Repeat only the lines from the one holding "Read out every word on this page." down to the last line of the listing below, including both of those lines.

# START OF DATA PROVIDED

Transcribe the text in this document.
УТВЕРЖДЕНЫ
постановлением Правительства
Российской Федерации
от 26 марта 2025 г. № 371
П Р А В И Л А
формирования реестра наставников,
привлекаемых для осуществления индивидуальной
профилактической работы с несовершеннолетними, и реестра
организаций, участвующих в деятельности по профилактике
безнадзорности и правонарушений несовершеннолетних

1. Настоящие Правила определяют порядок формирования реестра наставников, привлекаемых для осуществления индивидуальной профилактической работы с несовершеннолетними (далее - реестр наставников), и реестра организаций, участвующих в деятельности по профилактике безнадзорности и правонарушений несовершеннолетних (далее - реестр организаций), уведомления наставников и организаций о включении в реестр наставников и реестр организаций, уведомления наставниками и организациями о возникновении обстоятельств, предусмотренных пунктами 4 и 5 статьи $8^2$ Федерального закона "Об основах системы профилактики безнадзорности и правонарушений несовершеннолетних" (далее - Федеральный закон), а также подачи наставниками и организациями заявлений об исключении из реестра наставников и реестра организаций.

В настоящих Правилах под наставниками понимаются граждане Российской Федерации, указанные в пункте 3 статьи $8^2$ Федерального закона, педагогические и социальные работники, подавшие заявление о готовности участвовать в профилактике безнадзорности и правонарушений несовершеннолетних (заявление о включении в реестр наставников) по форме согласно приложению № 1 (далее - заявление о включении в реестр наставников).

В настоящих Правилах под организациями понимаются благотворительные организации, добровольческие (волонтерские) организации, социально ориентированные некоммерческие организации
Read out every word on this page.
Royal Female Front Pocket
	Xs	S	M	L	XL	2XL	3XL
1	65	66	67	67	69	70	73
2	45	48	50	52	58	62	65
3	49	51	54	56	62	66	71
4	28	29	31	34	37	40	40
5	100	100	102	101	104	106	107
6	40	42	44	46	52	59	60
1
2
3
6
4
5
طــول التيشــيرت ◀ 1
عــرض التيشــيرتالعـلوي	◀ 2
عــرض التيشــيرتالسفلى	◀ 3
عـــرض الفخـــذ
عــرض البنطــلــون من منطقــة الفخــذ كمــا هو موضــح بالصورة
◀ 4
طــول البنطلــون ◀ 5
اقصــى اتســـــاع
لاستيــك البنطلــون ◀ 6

# END OF DATA PROVIDED

▸ **RIGHT ANSWER**
Read out every word on this page.
Royal Female Front Pocket
	Xs	S	M	L	XL	2XL	3XL
1	65	66	67	67	69	70	73
2	45	48	50	52	58	62	65
3	49	51	54	56	62	66	71
4	28	29	31	34	37	40	40
5	100	100	102	101	104	106	107
6	40	42	44	46	52	59	60
1
2
3
6
4
5
طــول التيشــيرت ◀ 1
عــرض التيشــيرتالعـلوي	◀ 2
عــرض التيشــيرتالسفلى	◀ 3
عـــرض الفخـــذ
عــرض البنطــلــون من منطقــة الفخــذ كمــا هو موضــح بالصورة
◀ 4
طــول البنطلــون ◀ 5
اقصــى اتســـــاع
لاستيــك البنطلــون ◀ 6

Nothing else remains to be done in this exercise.